▶ **Task**
Locate all lines with the word "JSON". Copy them.

▶ **Source records**
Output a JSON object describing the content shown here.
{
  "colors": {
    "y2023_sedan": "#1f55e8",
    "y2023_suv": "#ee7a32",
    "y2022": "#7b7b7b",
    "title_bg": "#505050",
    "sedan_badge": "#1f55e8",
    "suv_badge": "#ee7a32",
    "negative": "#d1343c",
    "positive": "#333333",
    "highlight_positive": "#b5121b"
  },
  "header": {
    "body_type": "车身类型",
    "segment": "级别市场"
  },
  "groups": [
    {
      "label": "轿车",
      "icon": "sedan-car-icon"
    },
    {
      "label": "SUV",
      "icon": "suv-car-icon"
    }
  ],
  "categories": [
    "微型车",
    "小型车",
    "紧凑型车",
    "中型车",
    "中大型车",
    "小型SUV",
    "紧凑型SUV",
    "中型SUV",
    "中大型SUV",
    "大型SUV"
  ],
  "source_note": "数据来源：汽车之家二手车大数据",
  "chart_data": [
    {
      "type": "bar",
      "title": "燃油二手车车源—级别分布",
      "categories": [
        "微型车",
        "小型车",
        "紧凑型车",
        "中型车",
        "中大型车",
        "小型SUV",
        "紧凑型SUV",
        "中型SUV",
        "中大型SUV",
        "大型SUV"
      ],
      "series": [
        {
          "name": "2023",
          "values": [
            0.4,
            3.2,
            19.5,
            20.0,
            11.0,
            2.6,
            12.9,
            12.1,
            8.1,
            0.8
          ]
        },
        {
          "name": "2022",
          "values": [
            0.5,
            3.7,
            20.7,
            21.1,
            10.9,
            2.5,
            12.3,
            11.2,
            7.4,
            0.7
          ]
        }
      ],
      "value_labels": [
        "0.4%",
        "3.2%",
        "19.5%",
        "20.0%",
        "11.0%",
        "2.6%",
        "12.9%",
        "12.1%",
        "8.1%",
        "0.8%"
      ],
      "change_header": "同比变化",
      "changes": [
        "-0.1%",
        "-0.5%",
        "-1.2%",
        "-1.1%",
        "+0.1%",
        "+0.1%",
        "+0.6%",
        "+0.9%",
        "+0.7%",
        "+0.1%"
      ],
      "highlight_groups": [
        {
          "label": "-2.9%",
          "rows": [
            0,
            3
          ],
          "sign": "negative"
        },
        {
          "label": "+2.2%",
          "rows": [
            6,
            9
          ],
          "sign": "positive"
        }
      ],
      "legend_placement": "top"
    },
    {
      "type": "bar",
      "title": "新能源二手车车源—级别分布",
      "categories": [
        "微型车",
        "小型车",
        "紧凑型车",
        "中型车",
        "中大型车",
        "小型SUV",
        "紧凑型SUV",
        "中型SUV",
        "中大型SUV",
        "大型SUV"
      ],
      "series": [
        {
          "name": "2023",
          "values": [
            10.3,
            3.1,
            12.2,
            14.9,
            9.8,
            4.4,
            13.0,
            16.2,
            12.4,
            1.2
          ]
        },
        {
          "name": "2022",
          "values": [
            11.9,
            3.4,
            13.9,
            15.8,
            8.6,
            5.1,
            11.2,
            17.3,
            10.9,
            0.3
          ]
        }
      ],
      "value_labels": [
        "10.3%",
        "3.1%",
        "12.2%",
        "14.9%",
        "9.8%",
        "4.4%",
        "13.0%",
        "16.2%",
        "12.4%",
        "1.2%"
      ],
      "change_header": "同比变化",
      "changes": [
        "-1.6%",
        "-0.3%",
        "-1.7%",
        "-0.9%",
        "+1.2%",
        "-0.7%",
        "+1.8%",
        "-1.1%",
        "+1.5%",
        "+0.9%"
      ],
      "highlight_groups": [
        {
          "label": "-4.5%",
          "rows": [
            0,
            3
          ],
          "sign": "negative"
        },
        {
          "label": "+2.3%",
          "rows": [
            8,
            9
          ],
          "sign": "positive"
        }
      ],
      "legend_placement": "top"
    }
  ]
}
...
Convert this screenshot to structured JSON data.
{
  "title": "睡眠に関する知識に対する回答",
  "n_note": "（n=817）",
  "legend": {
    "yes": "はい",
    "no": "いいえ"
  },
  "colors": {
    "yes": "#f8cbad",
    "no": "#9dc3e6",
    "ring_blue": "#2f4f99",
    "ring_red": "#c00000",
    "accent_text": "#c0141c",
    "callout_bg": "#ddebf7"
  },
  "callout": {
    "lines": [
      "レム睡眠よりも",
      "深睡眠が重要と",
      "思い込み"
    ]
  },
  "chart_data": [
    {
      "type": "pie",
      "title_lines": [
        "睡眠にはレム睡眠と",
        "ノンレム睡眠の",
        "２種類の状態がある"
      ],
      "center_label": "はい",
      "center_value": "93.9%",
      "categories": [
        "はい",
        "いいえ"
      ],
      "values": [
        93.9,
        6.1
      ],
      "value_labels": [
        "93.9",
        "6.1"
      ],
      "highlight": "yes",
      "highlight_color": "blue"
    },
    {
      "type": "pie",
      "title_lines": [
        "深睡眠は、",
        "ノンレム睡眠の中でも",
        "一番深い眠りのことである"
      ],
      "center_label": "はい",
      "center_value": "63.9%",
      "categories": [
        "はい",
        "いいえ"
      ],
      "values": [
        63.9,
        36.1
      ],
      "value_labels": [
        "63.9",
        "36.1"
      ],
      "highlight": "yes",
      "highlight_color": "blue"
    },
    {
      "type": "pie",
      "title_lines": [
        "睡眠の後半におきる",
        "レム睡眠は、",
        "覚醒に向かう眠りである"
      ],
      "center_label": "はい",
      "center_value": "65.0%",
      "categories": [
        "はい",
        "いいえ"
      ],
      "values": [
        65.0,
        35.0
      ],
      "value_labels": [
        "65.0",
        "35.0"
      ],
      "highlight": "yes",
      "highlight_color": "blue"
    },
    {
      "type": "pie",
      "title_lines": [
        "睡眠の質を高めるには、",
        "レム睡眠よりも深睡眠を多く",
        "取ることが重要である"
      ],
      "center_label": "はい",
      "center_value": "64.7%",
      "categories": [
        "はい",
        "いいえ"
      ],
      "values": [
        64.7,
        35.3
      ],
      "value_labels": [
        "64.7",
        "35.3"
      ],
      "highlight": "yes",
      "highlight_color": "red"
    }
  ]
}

▶ **Exercise output**
Output a JSON object describing the content shown here.
Convert this screenshot to structured JSON data.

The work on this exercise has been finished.